_Prompt_.
Exclude the pictures and return every line exactly as written.

_Entries supplied_.
════════════════════
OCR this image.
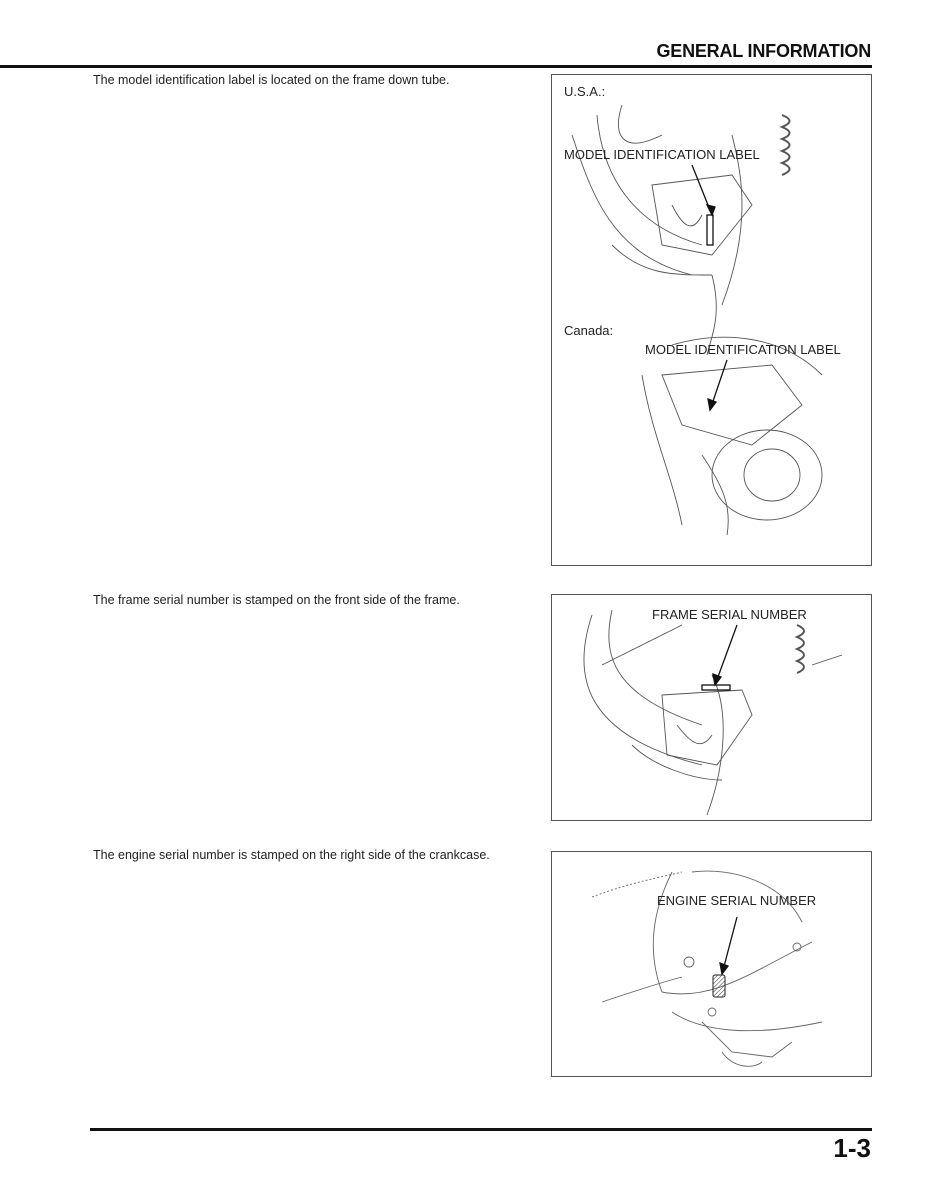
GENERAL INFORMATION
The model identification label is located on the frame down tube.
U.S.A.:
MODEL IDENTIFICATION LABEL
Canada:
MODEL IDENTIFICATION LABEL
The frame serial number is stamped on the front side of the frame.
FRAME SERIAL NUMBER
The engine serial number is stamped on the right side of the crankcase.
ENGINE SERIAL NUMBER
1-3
════════════════════
_Task answer_.
OCR this image.
GENERAL INFORMATION
The model identification label is located on the frame down tube.
U.S.A.:
MODEL IDENTIFICATION LABEL
Canada:
MODEL IDENTIFICATION LABEL
The frame serial number is stamped on the front side of the frame.
FRAME SERIAL NUMBER
The engine serial number is stamped on the right side of the crankcase.
ENGINE SERIAL NUMBER
1-3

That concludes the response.